PROBLEM DESCRIPTION:
Say how many lines include the word "JSON". Reply with nothing but the number.

EXCERPTED DATA:

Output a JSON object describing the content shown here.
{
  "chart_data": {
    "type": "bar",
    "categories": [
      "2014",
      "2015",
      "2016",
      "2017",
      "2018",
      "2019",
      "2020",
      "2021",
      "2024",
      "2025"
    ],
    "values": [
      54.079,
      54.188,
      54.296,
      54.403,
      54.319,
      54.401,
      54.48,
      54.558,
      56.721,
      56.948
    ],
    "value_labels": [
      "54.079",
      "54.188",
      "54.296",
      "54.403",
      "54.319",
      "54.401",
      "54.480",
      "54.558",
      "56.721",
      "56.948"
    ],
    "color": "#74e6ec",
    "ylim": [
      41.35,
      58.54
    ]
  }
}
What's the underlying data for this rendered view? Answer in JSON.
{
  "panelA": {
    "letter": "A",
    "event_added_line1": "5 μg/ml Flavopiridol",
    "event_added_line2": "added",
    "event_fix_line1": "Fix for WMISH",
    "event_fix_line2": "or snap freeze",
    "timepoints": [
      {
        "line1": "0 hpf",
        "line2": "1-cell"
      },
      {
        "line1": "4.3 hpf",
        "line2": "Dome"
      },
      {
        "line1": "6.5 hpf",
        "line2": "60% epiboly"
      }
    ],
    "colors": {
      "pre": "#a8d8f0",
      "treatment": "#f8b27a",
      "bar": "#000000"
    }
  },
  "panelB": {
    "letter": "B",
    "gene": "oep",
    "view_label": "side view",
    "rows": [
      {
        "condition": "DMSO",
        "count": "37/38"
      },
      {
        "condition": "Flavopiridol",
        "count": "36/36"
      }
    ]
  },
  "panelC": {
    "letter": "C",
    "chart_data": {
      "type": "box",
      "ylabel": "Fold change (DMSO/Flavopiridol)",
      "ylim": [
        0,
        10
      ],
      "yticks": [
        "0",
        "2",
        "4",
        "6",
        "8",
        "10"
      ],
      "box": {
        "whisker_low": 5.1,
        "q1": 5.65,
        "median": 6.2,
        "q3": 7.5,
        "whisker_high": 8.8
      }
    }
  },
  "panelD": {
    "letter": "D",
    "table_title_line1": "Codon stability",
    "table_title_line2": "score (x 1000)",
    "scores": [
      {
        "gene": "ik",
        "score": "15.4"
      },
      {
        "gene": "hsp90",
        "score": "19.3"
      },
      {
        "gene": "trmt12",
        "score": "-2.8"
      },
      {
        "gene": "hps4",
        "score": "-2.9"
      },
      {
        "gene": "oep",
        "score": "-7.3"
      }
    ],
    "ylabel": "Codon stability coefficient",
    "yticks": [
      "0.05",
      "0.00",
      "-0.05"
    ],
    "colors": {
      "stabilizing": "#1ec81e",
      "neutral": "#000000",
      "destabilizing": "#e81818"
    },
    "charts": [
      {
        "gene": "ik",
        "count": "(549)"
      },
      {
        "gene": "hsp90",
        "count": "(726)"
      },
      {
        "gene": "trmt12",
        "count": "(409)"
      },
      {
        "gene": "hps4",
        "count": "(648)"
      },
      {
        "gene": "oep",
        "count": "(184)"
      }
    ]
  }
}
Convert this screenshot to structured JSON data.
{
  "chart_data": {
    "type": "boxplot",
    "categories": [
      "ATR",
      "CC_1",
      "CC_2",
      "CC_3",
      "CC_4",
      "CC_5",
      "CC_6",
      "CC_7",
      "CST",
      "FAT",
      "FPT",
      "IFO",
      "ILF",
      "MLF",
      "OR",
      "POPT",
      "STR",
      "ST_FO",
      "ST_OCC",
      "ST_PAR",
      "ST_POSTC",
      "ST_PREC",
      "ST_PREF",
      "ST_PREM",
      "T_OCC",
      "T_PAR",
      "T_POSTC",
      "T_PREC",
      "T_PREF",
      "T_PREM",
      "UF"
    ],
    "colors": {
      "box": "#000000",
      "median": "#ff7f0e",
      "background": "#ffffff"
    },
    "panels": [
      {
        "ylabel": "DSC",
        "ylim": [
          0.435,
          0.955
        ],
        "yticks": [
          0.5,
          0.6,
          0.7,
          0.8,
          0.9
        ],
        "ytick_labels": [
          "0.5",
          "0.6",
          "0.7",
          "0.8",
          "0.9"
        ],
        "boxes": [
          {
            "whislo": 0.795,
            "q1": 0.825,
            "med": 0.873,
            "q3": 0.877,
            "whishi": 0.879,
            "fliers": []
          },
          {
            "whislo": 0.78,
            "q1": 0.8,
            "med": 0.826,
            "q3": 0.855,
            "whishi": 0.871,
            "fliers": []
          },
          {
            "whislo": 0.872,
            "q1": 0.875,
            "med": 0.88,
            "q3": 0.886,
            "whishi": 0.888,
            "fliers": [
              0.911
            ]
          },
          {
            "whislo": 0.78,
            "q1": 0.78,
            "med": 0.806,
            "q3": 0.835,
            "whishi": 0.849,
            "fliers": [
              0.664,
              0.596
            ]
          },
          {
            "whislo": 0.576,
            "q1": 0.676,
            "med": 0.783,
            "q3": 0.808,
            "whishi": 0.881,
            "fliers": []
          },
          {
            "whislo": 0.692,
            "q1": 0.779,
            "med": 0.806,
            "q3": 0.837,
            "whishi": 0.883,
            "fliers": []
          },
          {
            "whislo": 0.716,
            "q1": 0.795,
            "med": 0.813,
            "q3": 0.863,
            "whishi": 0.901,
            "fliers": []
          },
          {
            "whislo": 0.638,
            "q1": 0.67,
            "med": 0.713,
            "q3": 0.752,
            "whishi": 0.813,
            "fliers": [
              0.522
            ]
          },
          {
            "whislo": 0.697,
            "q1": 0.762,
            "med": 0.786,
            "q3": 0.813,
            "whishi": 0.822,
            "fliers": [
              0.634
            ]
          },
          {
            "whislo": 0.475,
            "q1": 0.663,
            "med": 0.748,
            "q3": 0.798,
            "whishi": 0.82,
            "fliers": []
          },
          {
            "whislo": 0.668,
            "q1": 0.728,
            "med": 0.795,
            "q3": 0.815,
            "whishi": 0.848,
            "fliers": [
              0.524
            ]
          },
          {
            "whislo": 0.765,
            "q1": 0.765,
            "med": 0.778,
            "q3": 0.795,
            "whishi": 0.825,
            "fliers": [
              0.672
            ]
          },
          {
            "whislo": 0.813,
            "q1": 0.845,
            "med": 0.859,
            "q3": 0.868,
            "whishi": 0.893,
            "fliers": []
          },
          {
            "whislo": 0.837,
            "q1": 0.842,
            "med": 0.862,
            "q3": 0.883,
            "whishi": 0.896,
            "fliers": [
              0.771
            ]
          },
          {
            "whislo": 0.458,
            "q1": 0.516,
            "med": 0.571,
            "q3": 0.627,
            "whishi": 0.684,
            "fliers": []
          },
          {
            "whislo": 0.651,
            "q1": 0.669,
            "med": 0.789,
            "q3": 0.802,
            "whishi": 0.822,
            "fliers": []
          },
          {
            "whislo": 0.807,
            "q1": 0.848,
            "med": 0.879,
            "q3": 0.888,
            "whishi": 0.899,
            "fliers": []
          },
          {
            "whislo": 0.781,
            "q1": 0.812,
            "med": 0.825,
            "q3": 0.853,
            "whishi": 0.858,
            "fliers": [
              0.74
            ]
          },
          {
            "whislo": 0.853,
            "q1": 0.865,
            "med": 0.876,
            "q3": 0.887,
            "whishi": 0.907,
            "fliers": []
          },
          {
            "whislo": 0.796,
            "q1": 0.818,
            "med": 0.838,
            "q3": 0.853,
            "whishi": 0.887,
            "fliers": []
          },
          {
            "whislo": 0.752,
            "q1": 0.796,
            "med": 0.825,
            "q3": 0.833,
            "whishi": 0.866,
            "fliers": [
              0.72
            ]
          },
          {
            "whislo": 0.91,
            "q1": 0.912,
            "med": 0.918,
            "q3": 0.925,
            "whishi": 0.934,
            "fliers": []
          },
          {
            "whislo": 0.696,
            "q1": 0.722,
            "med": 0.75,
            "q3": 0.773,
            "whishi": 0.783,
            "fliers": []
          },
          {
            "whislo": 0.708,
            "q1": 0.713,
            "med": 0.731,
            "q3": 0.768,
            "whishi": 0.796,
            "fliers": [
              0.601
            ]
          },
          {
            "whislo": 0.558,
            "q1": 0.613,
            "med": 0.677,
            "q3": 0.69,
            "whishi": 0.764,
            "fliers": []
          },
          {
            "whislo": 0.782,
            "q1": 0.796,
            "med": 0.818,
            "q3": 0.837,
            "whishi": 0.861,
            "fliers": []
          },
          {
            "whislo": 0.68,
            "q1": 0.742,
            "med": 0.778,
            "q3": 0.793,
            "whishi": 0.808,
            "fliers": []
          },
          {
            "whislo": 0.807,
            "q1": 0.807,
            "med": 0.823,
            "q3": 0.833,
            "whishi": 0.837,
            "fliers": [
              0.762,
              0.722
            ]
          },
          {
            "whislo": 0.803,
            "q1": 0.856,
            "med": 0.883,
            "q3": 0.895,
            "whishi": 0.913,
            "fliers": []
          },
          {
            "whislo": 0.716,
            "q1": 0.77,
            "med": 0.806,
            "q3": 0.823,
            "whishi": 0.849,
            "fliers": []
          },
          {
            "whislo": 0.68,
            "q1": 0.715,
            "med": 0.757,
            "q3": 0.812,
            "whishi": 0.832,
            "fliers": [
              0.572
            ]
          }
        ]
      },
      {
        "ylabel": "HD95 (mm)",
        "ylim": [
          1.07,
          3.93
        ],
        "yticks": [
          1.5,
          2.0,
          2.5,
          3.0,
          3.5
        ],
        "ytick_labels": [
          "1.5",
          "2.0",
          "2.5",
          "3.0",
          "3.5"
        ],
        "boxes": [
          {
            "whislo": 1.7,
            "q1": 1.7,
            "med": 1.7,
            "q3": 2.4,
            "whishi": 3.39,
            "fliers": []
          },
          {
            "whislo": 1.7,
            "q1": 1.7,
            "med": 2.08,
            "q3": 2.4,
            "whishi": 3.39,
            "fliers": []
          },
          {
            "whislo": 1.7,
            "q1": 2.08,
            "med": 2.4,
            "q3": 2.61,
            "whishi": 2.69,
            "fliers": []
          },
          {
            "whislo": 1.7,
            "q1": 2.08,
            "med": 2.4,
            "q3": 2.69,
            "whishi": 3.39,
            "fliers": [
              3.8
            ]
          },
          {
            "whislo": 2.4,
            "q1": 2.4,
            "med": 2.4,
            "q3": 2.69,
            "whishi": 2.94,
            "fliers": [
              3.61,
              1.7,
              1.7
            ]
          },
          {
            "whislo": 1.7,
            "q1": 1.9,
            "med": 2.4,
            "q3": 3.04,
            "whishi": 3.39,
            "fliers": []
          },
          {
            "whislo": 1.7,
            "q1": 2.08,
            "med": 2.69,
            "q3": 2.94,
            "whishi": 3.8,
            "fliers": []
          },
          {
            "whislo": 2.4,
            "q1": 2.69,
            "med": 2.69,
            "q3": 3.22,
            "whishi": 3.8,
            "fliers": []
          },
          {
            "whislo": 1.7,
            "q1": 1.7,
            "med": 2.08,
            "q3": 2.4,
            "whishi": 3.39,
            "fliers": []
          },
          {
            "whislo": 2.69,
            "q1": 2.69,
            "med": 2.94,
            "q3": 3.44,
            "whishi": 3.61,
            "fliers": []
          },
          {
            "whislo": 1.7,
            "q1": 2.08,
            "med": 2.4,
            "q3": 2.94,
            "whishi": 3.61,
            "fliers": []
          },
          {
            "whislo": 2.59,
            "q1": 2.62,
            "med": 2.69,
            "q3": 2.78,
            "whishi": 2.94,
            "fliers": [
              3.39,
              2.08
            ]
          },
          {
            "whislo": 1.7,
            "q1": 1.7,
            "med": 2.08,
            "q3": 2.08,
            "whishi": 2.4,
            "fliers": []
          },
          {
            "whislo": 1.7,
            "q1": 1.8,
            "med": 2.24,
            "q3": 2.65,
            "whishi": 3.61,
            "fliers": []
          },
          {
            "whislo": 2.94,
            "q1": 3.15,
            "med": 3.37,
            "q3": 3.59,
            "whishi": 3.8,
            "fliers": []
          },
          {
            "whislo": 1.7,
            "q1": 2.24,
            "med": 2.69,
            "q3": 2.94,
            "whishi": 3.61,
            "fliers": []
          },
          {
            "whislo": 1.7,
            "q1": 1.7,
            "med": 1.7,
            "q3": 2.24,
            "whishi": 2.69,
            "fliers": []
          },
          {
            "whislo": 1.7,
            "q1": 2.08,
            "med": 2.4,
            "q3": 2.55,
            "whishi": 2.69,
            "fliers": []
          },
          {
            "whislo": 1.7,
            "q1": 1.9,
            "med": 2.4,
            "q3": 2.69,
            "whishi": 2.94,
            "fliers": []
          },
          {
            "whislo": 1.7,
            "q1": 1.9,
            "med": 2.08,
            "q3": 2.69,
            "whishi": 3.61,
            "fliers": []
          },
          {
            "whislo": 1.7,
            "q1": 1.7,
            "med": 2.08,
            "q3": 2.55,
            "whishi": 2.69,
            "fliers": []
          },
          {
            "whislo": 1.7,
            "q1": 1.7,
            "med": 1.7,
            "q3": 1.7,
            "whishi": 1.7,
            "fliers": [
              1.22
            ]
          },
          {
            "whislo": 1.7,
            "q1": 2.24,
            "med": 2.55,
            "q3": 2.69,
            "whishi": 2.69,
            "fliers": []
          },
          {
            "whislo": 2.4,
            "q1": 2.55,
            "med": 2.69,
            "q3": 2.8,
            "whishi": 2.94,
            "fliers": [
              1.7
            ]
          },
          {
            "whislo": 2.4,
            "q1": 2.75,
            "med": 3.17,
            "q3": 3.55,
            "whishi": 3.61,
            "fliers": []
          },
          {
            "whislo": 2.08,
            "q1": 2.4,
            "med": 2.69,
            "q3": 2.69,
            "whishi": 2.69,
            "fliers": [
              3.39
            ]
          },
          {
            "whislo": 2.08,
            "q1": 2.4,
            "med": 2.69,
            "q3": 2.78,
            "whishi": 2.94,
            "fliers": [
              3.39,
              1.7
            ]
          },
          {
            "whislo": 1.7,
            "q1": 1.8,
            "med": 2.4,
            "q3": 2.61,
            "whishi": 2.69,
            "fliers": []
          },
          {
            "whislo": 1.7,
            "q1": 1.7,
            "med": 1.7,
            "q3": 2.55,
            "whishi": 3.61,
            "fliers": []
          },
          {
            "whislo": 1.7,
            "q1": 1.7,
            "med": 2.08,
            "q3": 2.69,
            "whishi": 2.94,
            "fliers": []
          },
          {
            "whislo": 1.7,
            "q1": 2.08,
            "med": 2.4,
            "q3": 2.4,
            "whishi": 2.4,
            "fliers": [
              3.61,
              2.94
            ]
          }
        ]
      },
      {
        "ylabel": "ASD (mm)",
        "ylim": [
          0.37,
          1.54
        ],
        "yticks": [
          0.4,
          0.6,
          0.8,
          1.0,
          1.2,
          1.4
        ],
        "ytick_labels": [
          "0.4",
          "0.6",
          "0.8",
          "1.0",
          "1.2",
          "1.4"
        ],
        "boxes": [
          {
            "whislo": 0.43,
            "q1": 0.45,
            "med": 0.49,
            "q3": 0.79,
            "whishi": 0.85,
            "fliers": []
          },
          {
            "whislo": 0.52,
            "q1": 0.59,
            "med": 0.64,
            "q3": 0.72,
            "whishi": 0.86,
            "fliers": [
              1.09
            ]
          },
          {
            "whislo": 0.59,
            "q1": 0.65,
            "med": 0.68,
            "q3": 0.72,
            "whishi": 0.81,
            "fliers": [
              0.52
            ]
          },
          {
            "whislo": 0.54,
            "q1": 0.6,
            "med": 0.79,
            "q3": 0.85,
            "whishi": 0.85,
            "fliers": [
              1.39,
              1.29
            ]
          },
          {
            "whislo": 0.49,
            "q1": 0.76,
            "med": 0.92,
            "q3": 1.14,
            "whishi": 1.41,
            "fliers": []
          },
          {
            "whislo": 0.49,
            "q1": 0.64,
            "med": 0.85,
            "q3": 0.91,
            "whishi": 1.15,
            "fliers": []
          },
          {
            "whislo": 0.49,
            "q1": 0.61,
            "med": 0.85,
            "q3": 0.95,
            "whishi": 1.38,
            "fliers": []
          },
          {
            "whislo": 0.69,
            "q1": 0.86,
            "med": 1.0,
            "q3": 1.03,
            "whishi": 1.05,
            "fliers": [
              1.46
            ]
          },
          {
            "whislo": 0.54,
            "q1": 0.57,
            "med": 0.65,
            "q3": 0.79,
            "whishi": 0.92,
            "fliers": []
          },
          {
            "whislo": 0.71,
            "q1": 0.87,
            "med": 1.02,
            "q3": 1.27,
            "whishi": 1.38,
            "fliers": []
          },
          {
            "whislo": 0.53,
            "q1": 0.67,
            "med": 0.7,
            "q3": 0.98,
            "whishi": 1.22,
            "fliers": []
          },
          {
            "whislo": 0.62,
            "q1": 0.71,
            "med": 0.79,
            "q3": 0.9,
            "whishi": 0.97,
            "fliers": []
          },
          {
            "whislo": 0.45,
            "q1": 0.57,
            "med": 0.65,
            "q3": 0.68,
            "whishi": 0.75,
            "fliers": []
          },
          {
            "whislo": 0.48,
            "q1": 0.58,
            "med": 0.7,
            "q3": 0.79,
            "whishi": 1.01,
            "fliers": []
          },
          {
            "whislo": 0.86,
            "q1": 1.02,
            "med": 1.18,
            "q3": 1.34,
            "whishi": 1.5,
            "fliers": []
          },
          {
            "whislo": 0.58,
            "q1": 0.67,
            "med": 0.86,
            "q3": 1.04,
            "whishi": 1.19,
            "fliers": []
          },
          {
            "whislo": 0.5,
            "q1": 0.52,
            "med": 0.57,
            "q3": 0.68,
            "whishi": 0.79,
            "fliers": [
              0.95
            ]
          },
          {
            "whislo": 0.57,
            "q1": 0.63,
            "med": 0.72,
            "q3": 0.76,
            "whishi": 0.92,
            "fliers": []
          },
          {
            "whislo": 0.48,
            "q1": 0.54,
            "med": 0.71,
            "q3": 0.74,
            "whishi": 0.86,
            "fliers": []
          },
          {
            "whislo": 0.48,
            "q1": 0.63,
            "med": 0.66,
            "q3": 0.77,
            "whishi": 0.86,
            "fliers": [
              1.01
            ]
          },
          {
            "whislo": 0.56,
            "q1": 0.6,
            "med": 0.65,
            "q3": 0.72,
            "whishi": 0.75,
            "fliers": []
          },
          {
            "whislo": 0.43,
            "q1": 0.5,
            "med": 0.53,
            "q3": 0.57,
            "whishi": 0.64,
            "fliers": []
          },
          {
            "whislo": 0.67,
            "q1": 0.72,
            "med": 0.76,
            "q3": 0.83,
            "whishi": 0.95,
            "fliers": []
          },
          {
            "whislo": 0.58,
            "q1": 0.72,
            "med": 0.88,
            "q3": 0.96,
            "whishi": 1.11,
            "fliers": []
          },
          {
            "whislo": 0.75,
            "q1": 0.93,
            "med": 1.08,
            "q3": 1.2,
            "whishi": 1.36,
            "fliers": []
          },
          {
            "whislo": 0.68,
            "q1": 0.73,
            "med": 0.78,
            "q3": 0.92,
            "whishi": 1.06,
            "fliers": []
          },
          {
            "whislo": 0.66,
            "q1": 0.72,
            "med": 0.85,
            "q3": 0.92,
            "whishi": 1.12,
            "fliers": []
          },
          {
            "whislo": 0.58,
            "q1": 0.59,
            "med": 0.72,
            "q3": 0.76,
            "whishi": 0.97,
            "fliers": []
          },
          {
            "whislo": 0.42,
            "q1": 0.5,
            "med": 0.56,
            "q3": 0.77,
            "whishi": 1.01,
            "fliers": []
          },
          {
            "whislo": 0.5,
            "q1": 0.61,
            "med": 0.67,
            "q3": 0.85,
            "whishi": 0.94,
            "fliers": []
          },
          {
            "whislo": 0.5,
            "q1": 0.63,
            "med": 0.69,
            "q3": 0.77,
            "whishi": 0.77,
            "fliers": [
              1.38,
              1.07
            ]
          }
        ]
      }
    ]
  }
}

EXPECTED OUTPUT:
3